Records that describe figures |
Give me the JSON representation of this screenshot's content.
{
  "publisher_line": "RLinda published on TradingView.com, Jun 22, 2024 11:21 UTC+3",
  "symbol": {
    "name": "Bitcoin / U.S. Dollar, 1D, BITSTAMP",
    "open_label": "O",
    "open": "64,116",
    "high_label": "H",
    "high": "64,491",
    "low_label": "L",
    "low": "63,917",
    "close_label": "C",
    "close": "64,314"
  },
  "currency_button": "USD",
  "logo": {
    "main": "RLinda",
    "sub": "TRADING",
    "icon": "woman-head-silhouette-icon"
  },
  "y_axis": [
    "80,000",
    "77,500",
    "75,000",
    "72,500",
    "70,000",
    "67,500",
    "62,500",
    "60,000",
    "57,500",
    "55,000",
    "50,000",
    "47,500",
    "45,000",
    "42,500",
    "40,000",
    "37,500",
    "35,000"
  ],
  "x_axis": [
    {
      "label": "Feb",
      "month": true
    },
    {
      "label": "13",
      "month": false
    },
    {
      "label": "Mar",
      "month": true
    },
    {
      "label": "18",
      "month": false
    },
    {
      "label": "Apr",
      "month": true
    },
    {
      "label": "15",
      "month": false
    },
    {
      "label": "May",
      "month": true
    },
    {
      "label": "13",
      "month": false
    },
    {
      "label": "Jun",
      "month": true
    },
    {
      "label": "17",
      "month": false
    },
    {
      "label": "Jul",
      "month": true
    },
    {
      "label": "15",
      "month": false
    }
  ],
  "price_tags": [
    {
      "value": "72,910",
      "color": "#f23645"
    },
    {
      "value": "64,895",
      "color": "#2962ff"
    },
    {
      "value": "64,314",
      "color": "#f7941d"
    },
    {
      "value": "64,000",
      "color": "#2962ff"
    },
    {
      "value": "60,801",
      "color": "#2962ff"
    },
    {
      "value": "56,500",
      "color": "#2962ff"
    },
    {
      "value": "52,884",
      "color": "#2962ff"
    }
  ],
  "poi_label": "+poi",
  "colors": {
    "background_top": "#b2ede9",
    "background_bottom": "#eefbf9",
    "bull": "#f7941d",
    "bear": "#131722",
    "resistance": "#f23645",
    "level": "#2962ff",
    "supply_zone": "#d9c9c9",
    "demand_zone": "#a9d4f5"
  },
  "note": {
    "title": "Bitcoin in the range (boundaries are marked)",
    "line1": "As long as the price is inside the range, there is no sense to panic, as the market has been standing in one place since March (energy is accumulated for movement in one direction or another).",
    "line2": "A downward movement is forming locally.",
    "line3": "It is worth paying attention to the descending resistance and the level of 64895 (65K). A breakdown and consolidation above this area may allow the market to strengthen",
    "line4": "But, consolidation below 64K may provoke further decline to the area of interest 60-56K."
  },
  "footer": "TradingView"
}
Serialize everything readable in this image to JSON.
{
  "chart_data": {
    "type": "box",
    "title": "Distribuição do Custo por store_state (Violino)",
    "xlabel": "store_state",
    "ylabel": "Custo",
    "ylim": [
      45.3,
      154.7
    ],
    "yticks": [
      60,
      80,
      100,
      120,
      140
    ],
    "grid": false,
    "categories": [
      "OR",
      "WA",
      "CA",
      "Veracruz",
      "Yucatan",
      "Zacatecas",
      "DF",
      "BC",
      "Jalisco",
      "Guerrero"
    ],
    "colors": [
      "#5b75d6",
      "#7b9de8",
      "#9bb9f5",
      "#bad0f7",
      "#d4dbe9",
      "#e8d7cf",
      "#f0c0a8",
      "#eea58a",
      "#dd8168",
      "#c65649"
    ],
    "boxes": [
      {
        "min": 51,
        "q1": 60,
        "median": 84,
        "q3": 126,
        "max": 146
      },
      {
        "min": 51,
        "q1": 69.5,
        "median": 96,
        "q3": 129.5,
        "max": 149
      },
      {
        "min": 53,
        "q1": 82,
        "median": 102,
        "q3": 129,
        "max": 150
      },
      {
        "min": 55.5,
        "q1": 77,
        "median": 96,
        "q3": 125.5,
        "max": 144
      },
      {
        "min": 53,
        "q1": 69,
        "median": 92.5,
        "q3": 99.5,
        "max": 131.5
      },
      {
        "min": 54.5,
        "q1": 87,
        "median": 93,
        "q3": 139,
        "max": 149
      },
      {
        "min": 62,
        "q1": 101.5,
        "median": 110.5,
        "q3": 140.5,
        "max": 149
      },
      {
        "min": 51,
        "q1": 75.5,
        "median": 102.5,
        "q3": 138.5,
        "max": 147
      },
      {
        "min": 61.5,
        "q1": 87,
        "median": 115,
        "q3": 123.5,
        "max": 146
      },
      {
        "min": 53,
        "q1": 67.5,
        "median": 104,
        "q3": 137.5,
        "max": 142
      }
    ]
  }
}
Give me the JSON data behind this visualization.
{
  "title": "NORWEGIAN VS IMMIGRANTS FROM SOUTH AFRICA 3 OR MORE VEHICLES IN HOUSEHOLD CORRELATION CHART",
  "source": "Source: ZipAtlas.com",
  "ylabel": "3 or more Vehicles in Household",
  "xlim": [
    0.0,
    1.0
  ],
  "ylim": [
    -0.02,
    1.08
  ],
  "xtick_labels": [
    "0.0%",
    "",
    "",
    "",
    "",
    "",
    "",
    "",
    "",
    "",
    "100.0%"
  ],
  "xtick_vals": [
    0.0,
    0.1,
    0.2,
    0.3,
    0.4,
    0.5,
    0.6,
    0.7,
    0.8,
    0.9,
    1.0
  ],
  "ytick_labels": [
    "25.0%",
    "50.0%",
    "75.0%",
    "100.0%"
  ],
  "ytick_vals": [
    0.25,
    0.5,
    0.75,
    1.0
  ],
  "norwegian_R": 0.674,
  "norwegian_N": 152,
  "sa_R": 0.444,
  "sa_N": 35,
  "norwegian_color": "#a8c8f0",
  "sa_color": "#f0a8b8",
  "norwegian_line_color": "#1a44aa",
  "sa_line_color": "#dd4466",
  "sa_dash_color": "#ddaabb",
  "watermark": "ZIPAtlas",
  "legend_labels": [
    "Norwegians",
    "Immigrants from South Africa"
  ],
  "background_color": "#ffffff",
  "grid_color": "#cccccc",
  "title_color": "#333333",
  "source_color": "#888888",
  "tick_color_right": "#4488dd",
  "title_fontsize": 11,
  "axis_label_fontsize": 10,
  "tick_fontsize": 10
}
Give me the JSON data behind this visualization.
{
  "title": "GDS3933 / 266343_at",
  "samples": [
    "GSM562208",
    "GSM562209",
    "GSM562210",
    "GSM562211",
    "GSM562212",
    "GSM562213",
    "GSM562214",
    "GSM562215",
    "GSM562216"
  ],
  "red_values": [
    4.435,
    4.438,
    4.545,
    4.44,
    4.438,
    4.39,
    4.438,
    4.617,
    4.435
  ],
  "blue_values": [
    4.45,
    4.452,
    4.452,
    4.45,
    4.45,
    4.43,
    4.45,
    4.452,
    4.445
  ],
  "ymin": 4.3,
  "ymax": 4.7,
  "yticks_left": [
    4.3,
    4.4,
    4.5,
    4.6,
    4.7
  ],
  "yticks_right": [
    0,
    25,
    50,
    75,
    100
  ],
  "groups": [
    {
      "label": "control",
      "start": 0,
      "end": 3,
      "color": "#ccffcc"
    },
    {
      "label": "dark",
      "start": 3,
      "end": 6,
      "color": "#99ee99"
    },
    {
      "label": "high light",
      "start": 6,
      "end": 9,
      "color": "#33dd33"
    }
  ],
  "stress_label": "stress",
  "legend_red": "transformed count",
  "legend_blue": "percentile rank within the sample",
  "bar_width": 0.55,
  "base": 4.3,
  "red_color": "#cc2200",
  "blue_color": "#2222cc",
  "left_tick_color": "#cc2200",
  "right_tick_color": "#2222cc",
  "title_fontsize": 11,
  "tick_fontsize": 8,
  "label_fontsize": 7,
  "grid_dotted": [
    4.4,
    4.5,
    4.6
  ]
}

What you should do | Return from the data every line that holds "movement".

Complete output |
    "line1": "As long as the price is inside the range, there is no sense to panic, as the market has been standing in one place since March (energy is accumulated for movement in one direction or another).",
    "line2": "A downward movement is forming locally.",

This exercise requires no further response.